§ **Directions for this task**
Sift the material for lines containing "Loss", and return them.

─── Material to process

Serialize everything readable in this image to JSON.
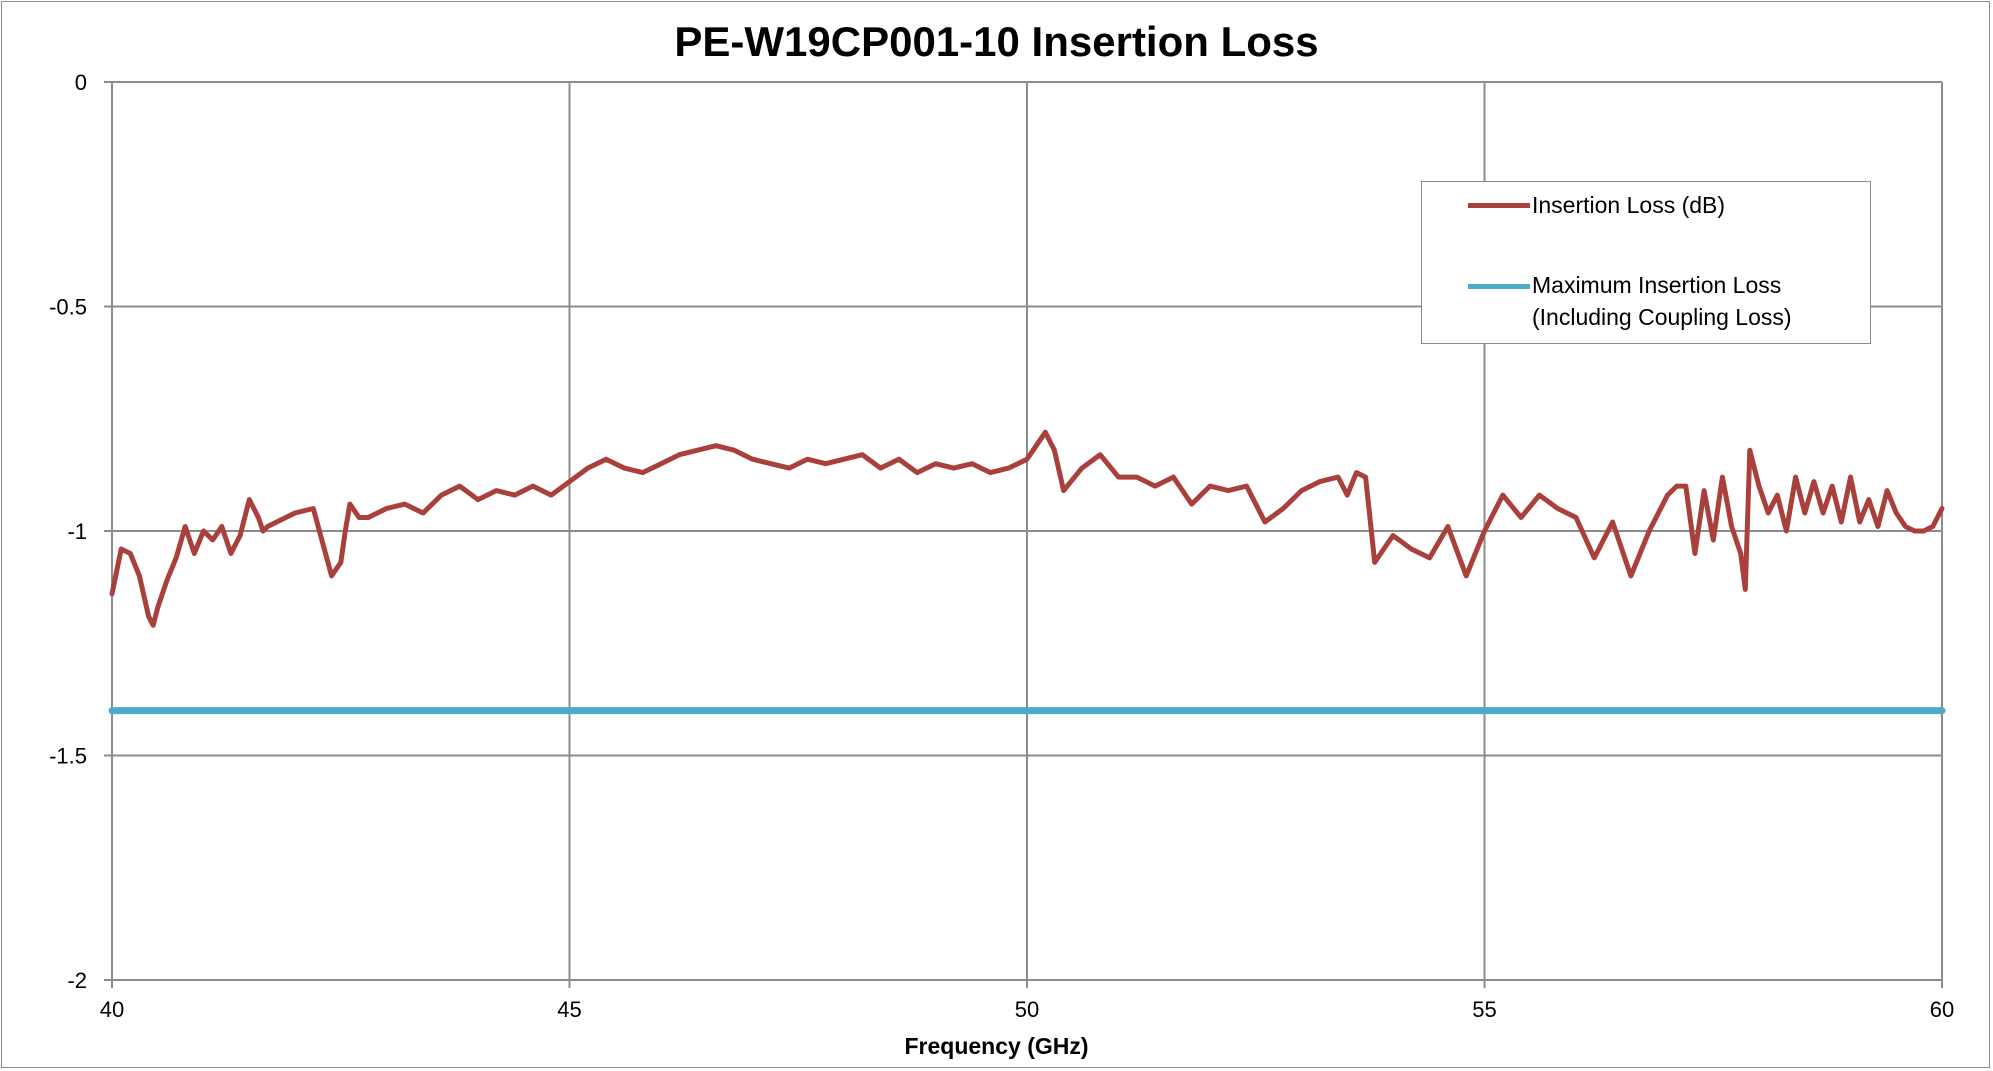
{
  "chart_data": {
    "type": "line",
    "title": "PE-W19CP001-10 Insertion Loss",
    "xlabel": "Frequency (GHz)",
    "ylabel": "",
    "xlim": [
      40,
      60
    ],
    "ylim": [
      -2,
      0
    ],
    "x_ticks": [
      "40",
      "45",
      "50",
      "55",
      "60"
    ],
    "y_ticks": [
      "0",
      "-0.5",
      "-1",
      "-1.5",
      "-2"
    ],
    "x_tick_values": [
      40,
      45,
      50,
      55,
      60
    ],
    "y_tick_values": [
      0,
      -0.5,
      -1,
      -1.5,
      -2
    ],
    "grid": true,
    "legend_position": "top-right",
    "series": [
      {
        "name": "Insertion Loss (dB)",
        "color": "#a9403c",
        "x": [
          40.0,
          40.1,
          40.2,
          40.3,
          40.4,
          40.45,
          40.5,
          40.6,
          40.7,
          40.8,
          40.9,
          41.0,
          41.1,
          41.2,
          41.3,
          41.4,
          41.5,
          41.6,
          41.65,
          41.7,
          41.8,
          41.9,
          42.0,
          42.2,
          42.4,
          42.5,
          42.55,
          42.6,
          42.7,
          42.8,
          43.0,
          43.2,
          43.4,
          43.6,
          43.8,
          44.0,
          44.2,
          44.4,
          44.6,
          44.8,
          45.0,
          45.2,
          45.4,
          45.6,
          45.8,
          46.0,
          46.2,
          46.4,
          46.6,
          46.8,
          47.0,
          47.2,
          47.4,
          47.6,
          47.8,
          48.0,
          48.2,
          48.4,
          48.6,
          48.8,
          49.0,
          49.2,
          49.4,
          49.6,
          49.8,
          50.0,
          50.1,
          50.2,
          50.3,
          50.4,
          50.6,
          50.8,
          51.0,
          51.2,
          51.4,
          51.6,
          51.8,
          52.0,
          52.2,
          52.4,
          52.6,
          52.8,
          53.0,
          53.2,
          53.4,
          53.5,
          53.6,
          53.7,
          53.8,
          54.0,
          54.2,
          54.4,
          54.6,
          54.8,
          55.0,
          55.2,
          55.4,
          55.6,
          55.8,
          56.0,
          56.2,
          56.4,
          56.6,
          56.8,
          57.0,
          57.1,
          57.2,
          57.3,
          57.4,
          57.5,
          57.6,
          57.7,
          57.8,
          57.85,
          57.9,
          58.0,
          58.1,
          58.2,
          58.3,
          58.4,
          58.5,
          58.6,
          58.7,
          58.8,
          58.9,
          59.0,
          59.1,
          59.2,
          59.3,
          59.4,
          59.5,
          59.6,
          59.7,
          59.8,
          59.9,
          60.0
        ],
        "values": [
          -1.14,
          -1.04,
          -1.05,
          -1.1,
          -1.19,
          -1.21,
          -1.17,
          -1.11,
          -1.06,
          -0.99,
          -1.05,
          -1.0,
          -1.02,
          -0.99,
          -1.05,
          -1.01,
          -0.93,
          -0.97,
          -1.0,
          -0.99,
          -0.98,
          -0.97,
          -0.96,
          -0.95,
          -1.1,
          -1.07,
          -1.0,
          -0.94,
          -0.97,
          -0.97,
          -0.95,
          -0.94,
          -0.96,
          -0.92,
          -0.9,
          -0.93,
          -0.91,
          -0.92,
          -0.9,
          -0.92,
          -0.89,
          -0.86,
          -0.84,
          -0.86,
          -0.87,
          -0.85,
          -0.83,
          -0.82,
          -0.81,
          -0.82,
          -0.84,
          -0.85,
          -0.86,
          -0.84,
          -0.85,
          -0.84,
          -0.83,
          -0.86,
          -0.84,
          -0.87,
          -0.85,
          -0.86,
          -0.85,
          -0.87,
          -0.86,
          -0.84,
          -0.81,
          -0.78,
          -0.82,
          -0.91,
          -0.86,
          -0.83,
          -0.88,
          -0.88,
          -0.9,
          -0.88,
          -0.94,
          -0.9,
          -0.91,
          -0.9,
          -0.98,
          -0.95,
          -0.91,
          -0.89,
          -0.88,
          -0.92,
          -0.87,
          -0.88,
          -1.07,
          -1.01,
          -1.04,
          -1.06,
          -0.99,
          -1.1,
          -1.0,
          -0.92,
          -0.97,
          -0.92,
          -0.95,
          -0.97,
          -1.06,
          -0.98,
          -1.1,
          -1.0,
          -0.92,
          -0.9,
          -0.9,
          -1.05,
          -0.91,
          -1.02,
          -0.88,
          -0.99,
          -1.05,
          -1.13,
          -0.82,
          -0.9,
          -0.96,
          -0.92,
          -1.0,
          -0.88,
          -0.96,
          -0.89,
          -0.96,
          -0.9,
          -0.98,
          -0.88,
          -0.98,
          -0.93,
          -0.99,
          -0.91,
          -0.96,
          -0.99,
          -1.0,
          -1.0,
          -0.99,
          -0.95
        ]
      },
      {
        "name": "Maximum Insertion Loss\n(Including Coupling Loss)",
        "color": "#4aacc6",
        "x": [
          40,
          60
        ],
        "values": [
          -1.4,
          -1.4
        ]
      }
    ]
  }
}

──────

§ **Worked answer**
    "title": "PE-W19CP001-10 Insertion Loss",
        "name": "Insertion Loss (dB)",
        "name": "Maximum Insertion Loss\n(Including Coupling Loss)",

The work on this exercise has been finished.